:: PROMPT ::
Copy nothing but the text: reproduce each line of the listing exactly and leave the pictures out.

====== PROVIDED ENTRIES

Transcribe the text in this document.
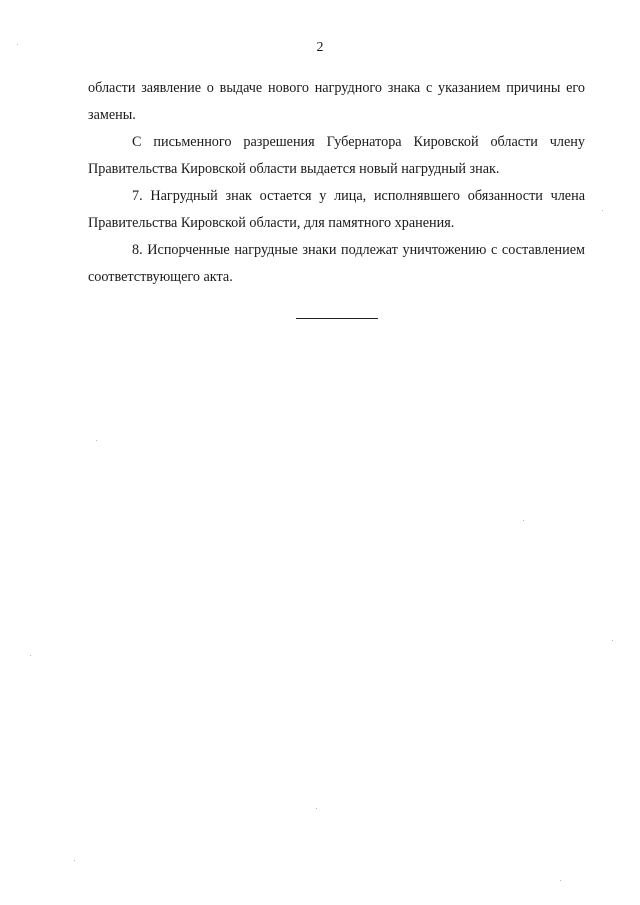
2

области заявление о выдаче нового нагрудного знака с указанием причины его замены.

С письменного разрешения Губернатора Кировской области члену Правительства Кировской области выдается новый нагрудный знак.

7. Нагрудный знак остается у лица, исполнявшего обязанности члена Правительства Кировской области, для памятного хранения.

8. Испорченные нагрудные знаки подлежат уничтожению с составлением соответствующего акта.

============

:: SOLUTION BELOW ::
Transcribe the text in this document.
2

области заявление о выдаче нового нагрудного знака с указанием причины его замены.

С письменного разрешения Губернатора Кировской области члену Правительства Кировской области выдается новый нагрудный знак.

7. Нагрудный знак остается у лица, исполнявшего обязанности члена Правительства Кировской области, для памятного хранения.

8. Испорченные нагрудные знаки подлежат уничтожению с составлением соответствующего акта.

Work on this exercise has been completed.